----- TASK INPUTS

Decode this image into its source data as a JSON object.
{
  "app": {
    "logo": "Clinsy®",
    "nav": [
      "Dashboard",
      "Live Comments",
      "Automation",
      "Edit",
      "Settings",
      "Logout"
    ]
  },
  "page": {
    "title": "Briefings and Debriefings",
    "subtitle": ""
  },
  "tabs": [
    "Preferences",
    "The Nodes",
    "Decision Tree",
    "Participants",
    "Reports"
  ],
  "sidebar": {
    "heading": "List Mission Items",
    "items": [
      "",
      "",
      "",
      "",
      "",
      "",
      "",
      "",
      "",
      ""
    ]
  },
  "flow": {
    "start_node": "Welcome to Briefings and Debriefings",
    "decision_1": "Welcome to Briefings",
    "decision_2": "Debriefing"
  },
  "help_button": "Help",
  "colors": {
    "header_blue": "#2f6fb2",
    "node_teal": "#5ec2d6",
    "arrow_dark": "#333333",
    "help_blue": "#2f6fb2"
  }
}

----------

*OBJECTIVE*
Retype all of the data shown above, word for word.

*COMPLETED TASK*
Decode this image into its source data as a JSON object.
{
  "app": {
    "logo": "Clinsy®",
    "nav": [
      "Dashboard",
      "Live Comments",
      "Automation",
      "Edit",
      "Settings",
      "Logout"
    ]
  },
  "page": {
    "title": "Briefings and Debriefings",
    "subtitle": ""
  },
  "tabs": [
    "Preferences",
    "The Nodes",
    "Decision Tree",
    "Participants",
    "Reports"
  ],
  "sidebar": {
    "heading": "List Mission Items",
    "items": [
      "",
      "",
      "",
      "",
      "",
      "",
      "",
      "",
      "",
      ""
    ]
  },
  "flow": {
    "start_node": "Welcome to Briefings and Debriefings",
    "decision_1": "Welcome to Briefings",
    "decision_2": "Debriefing"
  },
  "help_button": "Help",
  "colors": {
    "header_blue": "#2f6fb2",
    "node_teal": "#5ec2d6",
    "arrow_dark": "#333333",
    "help_blue": "#2f6fb2"
  }
}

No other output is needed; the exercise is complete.